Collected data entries
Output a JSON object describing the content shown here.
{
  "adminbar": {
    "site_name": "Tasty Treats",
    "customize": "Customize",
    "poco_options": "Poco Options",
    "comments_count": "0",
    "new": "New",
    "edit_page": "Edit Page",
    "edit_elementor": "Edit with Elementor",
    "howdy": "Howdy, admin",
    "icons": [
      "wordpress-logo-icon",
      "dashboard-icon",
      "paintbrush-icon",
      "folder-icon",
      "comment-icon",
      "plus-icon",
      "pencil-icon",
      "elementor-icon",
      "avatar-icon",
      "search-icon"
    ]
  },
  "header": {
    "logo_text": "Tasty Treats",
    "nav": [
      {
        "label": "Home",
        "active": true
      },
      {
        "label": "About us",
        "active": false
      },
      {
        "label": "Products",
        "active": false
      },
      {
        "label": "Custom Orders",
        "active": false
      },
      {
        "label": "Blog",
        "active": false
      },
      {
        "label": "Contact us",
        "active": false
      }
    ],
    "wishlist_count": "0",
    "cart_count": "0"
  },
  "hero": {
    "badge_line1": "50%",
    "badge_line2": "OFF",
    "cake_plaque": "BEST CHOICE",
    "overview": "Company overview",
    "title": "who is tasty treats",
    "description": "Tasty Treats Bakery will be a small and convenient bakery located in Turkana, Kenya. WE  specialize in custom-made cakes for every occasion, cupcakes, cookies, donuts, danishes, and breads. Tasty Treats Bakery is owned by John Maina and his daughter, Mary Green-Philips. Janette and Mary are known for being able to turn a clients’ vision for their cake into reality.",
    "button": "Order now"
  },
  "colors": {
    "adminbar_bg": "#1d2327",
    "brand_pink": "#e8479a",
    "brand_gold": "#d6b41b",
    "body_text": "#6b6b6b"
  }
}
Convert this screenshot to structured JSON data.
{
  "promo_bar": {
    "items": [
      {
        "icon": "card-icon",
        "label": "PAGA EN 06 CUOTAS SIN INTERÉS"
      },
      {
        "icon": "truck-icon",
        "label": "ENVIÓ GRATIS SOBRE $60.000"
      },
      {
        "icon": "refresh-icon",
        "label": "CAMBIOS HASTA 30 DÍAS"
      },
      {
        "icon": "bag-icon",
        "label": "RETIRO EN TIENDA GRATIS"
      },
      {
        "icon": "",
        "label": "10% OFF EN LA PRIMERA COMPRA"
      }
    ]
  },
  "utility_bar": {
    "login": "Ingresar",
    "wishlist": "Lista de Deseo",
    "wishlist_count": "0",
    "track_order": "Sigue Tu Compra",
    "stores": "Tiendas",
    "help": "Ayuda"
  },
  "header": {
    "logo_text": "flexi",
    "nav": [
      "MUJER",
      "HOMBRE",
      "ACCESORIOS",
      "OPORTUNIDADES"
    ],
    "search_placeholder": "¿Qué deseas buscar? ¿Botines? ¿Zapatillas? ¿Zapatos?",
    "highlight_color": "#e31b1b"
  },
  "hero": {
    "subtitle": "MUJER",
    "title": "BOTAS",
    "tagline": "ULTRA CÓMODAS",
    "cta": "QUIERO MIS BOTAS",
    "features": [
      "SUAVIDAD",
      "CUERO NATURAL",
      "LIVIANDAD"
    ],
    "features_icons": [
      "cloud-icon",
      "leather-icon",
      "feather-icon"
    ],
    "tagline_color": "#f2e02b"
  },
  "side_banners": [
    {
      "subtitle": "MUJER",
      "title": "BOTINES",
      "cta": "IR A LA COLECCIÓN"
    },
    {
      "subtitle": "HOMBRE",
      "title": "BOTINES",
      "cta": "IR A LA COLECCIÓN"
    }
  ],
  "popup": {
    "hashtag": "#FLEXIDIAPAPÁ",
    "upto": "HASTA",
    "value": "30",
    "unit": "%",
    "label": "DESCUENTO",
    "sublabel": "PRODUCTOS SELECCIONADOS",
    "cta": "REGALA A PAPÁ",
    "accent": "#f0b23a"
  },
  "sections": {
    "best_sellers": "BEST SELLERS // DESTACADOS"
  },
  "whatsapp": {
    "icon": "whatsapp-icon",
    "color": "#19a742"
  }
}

=== Aim ===
Print the material verbatim, all of it.

=== Answer to the problem ===
Output a JSON object describing the content shown here.
{
  "adminbar": {
    "site_name": "Tasty Treats",
    "customize": "Customize",
    "poco_options": "Poco Options",
    "comments_count": "0",
    "new": "New",
    "edit_page": "Edit Page",
    "edit_elementor": "Edit with Elementor",
    "howdy": "Howdy, admin",
    "icons": [
      "wordpress-logo-icon",
      "dashboard-icon",
      "paintbrush-icon",
      "folder-icon",
      "comment-icon",
      "plus-icon",
      "pencil-icon",
      "elementor-icon",
      "avatar-icon",
      "search-icon"
    ]
  },
  "header": {
    "logo_text": "Tasty Treats",
    "nav": [
      {
        "label": "Home",
        "active": true
      },
      {
        "label": "About us",
        "active": false
      },
      {
        "label": "Products",
        "active": false
      },
      {
        "label": "Custom Orders",
        "active": false
      },
      {
        "label": "Blog",
        "active": false
      },
      {
        "label": "Contact us",
        "active": false
      }
    ],
    "wishlist_count": "0",
    "cart_count": "0"
  },
  "hero": {
    "badge_line1": "50%",
    "badge_line2": "OFF",
    "cake_plaque": "BEST CHOICE",
    "overview": "Company overview",
    "title": "who is tasty treats",
    "description": "Tasty Treats Bakery will be a small and convenient bakery located in Turkana, Kenya. WE  specialize in custom-made cakes for every occasion, cupcakes, cookies, donuts, danishes, and breads. Tasty Treats Bakery is owned by John Maina and his daughter, Mary Green-Philips. Janette and Mary are known for being able to turn a clients’ vision for their cake into reality.",
    "button": "Order now"
  },
  "colors": {
    "adminbar_bg": "#1d2327",
    "brand_pink": "#e8479a",
    "brand_gold": "#d6b41b",
    "body_text": "#6b6b6b"
  }
}
Convert this screenshot to structured JSON data.
{
  "promo_bar": {
    "items": [
      {
        "icon": "card-icon",
        "label": "PAGA EN 06 CUOTAS SIN INTERÉS"
      },
      {
        "icon": "truck-icon",
        "label": "ENVIÓ GRATIS SOBRE $60.000"
      },
      {
        "icon": "refresh-icon",
        "label": "CAMBIOS HASTA 30 DÍAS"
      },
      {
        "icon": "bag-icon",
        "label": "RETIRO EN TIENDA GRATIS"
      },
      {
        "icon": "",
        "label": "10% OFF EN LA PRIMERA COMPRA"
      }
    ]
  },
  "utility_bar": {
    "login": "Ingresar",
    "wishlist": "Lista de Deseo",
    "wishlist_count": "0",
    "track_order": "Sigue Tu Compra",
    "stores": "Tiendas",
    "help": "Ayuda"
  },
  "header": {
    "logo_text": "flexi",
    "nav": [
      "MUJER",
      "HOMBRE",
      "ACCESORIOS",
      "OPORTUNIDADES"
    ],
    "search_placeholder": "¿Qué deseas buscar? ¿Botines? ¿Zapatillas? ¿Zapatos?",
    "highlight_color": "#e31b1b"
  },
  "hero": {
    "subtitle": "MUJER",
    "title": "BOTAS",
    "tagline": "ULTRA CÓMODAS",
    "cta": "QUIERO MIS BOTAS",
    "features": [
      "SUAVIDAD",
      "CUERO NATURAL",
      "LIVIANDAD"
    ],
    "features_icons": [
      "cloud-icon",
      "leather-icon",
      "feather-icon"
    ],
    "tagline_color": "#f2e02b"
  },
  "side_banners": [
    {
      "subtitle": "MUJER",
      "title": "BOTINES",
      "cta": "IR A LA COLECCIÓN"
    },
    {
      "subtitle": "HOMBRE",
      "title": "BOTINES",
      "cta": "IR A LA COLECCIÓN"
    }
  ],
  "popup": {
    "hashtag": "#FLEXIDIAPAPÁ",
    "upto": "HASTA",
    "value": "30",
    "unit": "%",
    "label": "DESCUENTO",
    "sublabel": "PRODUCTOS SELECCIONADOS",
    "cta": "REGALA A PAPÁ",
    "accent": "#f0b23a"
  },
  "sections": {
    "best_sellers": "BEST SELLERS // DESTACADOS"
  },
  "whatsapp": {
    "icon": "whatsapp-icon",
    "color": "#19a742"
  }
}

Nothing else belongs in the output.